*TASK*. Below is a block of records; reproduce all of them exactly and leave out any pictures.

*PROVIDED DATA*.
## BEGIN

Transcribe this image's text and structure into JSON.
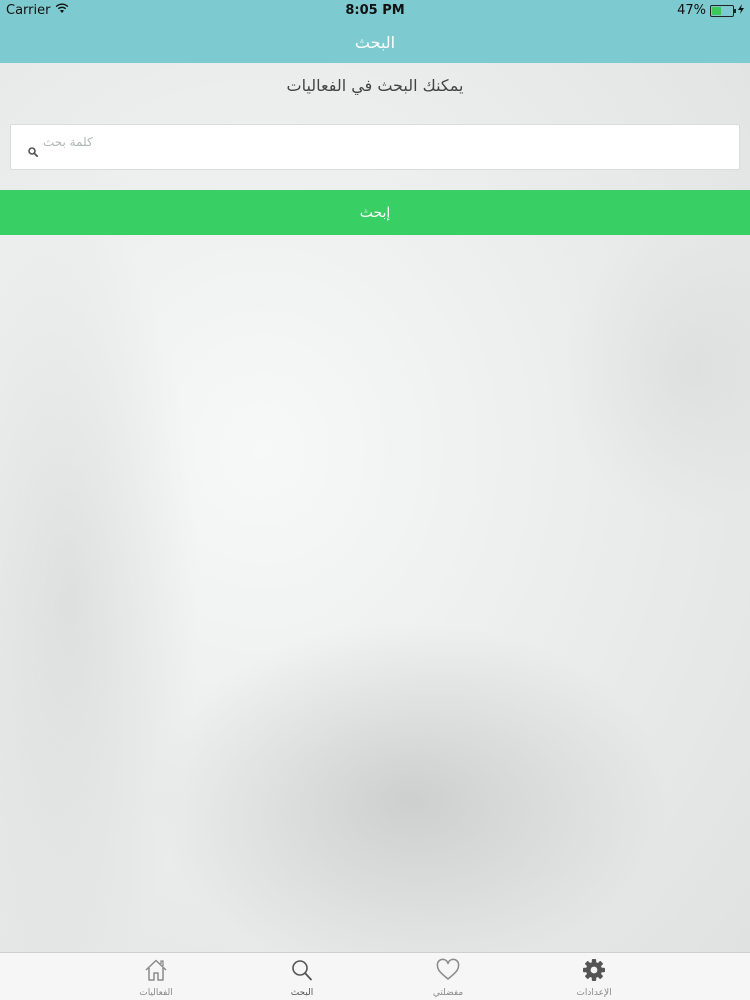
{
  "status_bar": {
    "carrier": "Carrier",
    "time": "8:05 PM",
    "battery": "47%",
    "battery_level": 0.47
  },
  "nav": {
    "title": "البحث"
  },
  "subtitle": "يمكنك البحث في الفعاليات",
  "search": {
    "placeholder": "كلمة بحث",
    "value": ""
  },
  "search_button": {
    "label": "إبحث"
  },
  "tabs": [
    {
      "label": "الفعاليات",
      "icon": "home-icon"
    },
    {
      "label": "البحث",
      "icon": "search-icon"
    },
    {
      "label": "مفضلتي",
      "icon": "heart-icon"
    },
    {
      "label": "الإعدادات",
      "icon": "gear-icon"
    }
  ],
  "colors": {
    "nav_bar": "#7dcbd0",
    "accent_green": "#38cf64"
  }
}
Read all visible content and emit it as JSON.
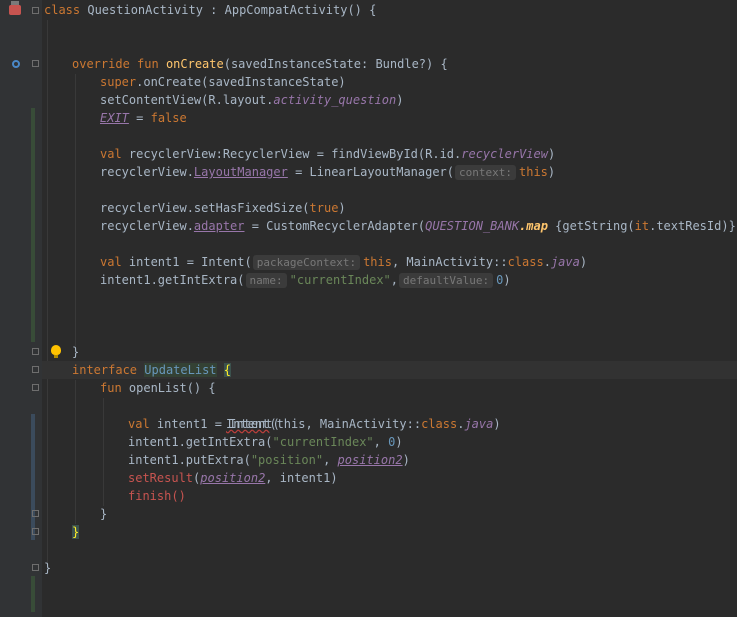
{
  "editor": {
    "lines": [
      {
        "t": "class QuestionActivity : AppCompatActivity() {"
      },
      {
        "t": ""
      },
      {
        "t": ""
      },
      {
        "t": "override fun onCreate(savedInstanceState: Bundle?) {"
      },
      {
        "t": "super.onCreate(savedInstanceState)"
      },
      {
        "t": "setContentView(R.layout.activity_question)"
      },
      {
        "t": "EXIT = false"
      },
      {
        "t": ""
      },
      {
        "t": "val recyclerView:RecyclerView = findViewById(R.id.recyclerView)"
      },
      {
        "t": "recyclerView.LayoutManager = LinearLayoutManager( context: this)"
      },
      {
        "t": ""
      },
      {
        "t": "recyclerView.setHasFixedSize(true)"
      },
      {
        "t": "recyclerView.adapter = CustomRecyclerAdapter(QUESTION_BANK.map {getString(it.textResId)})"
      },
      {
        "t": ""
      },
      {
        "t": "val intent1 = Intent( packageContext: this, MainActivity::class.java)"
      },
      {
        "t": "intent1.getIntExtra( name: \"currentIndex\",  defaultValue: 0)"
      }
    ],
    "tokens": {
      "class_kw": "class",
      "class_name": "QuestionActivity",
      "extends": " : AppCompatActivity() {",
      "override_kw": "override fun",
      "on_create": "onCreate",
      "on_create_args": "(savedInstanceState: Bundle?) {",
      "super_kw": "super",
      "super_rest": ".onCreate(savedInstanceState)",
      "set_content": "setContentView(R.layout.",
      "activity_question": "activity_question",
      "close_paren": ")",
      "exit": "EXIT",
      "eq": " = ",
      "false_kw": "false",
      "val_kw": "val",
      "rv_decl": " recyclerView:RecyclerView = findViewById(R.id.",
      "recycler_view": "recyclerView",
      "rv_prefix": "recyclerView.",
      "layout_manager": "LayoutManager",
      "llm": " = LinearLayoutManager(",
      "hint_context": "context:",
      "this_kw": "this",
      "fixed_size": "recyclerView.setHasFixedSize(",
      "true_kw": "true",
      "adapter": "adapter",
      "custom_adapter": " = CustomRecyclerAdapter(",
      "question_bank": "QUESTION_BANK",
      "map": ".map",
      "get_string": " {getString(",
      "it_kw": "it",
      "text_res": ".textResId)})",
      "intent_decl": " intent1 = Intent(",
      "hint_package": "packageContext:",
      "main_activity": ", MainActivity::",
      "class_word": "class",
      "java": "java",
      "get_int_extra": "intent1.getIntExtra(",
      "hint_name": "name:",
      "current_index": "\"currentIndex\"",
      "comma": ",",
      "hint_default": "defaultValue:",
      "zero": "0",
      "close_brace": "}",
      "interface_kw": "interface",
      "update_list": "UpdateList",
      "open_brace": "{",
      "fun_kw": "fun",
      "open_list": " openList() {",
      "intent_plain": "Intent",
      "this_paren": "(this, MainActivity::",
      "put_extra": "intent1.putExtra(",
      "position_str": "\"position\"",
      "position2": "position2",
      "set_result": "setResult",
      "intent1_tail": ", intent1)",
      "finish": "finish()",
      "open_paren": "(",
      "comma_space": ", ",
      "dot": ".",
      "space": " ",
      "dot_java_close": ".java)"
    }
  },
  "colors": {
    "background": "#2b2b2b",
    "keyword": "#cc7832",
    "function": "#ffc66d",
    "string": "#6a8759",
    "number": "#6897bb",
    "property": "#9876aa"
  },
  "icons": [
    "run-config-icon",
    "override-icon",
    "intention-bulb-icon",
    "fold-icon"
  ]
}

## END

*TASK RESPONSE*.
Transcribe this image's text and structure into JSON.
{
  "status_bar": {
    "carrier": "Carrier",
    "time": "8:05 PM",
    "battery": "47%",
    "battery_level": 0.47
  },
  "nav": {
    "title": "البحث"
  },
  "subtitle": "يمكنك البحث في الفعاليات",
  "search": {
    "placeholder": "كلمة بحث",
    "value": ""
  },
  "search_button": {
    "label": "إبحث"
  },
  "tabs": [
    {
      "label": "الفعاليات",
      "icon": "home-icon"
    },
    {
      "label": "البحث",
      "icon": "search-icon"
    },
    {
      "label": "مفضلتي",
      "icon": "heart-icon"
    },
    {
      "label": "الإعدادات",
      "icon": "gear-icon"
    }
  ],
  "colors": {
    "nav_bar": "#7dcbd0",
    "accent_green": "#38cf64"
  }
}
Read all visible content and emit it as JSON.
{
  "editor": {
    "lines": [
      {
        "t": "class QuestionActivity : AppCompatActivity() {"
      },
      {
        "t": ""
      },
      {
        "t": ""
      },
      {
        "t": "override fun onCreate(savedInstanceState: Bundle?) {"
      },
      {
        "t": "super.onCreate(savedInstanceState)"
      },
      {
        "t": "setContentView(R.layout.activity_question)"
      },
      {
        "t": "EXIT = false"
      },
      {
        "t": ""
      },
      {
        "t": "val recyclerView:RecyclerView = findViewById(R.id.recyclerView)"
      },
      {
        "t": "recyclerView.LayoutManager = LinearLayoutManager( context: this)"
      },
      {
        "t": ""
      },
      {
        "t": "recyclerView.setHasFixedSize(true)"
      },
      {
        "t": "recyclerView.adapter = CustomRecyclerAdapter(QUESTION_BANK.map {getString(it.textResId)})"
      },
      {
        "t": ""
      },
      {
        "t": "val intent1 = Intent( packageContext: this, MainActivity::class.java)"
      },
      {
        "t": "intent1.getIntExtra( name: \"currentIndex\",  defaultValue: 0)"
      }
    ],
    "tokens": {
      "class_kw": "class",
      "class_name": "QuestionActivity",
      "extends": " : AppCompatActivity() {",
      "override_kw": "override fun",
      "on_create": "onCreate",
      "on_create_args": "(savedInstanceState: Bundle?) {",
      "super_kw": "super",
      "super_rest": ".onCreate(savedInstanceState)",
      "set_content": "setContentView(R.layout.",
      "activity_question": "activity_question",
      "close_paren": ")",
      "exit": "EXIT",
      "eq": " = ",
      "false_kw": "false",
      "val_kw": "val",
      "rv_decl": " recyclerView:RecyclerView = findViewById(R.id.",
      "recycler_view": "recyclerView",
      "rv_prefix": "recyclerView.",
      "layout_manager": "LayoutManager",
      "llm": " = LinearLayoutManager(",
      "hint_context": "context:",
      "this_kw": "this",
      "fixed_size": "recyclerView.setHasFixedSize(",
      "true_kw": "true",
      "adapter": "adapter",
      "custom_adapter": " = CustomRecyclerAdapter(",
      "question_bank": "QUESTION_BANK",
      "map": ".map",
      "get_string": " {getString(",
      "it_kw": "it",
      "text_res": ".textResId)})",
      "intent_decl": " intent1 = Intent(",
      "hint_package": "packageContext:",
      "main_activity": ", MainActivity::",
      "class_word": "class",
      "java": "java",
      "get_int_extra": "intent1.getIntExtra(",
      "hint_name": "name:",
      "current_index": "\"currentIndex\"",
      "comma": ",",
      "hint_default": "defaultValue:",
      "zero": "0",
      "close_brace": "}",
      "interface_kw": "interface",
      "update_list": "UpdateList",
      "open_brace": "{",
      "fun_kw": "fun",
      "open_list": " openList() {",
      "intent_plain": "Intent",
      "this_paren": "(this, MainActivity::",
      "put_extra": "intent1.putExtra(",
      "position_str": "\"position\"",
      "position2": "position2",
      "set_result": "setResult",
      "intent1_tail": ", intent1)",
      "finish": "finish()",
      "open_paren": "(",
      "comma_space": ", ",
      "dot": ".",
      "space": " ",
      "dot_java_close": ".java)"
    }
  },
  "colors": {
    "background": "#2b2b2b",
    "keyword": "#cc7832",
    "function": "#ffc66d",
    "string": "#6a8759",
    "number": "#6897bb",
    "property": "#9876aa"
  },
  "icons": [
    "run-config-icon",
    "override-icon",
    "intention-bulb-icon",
    "fold-icon"
  ]
}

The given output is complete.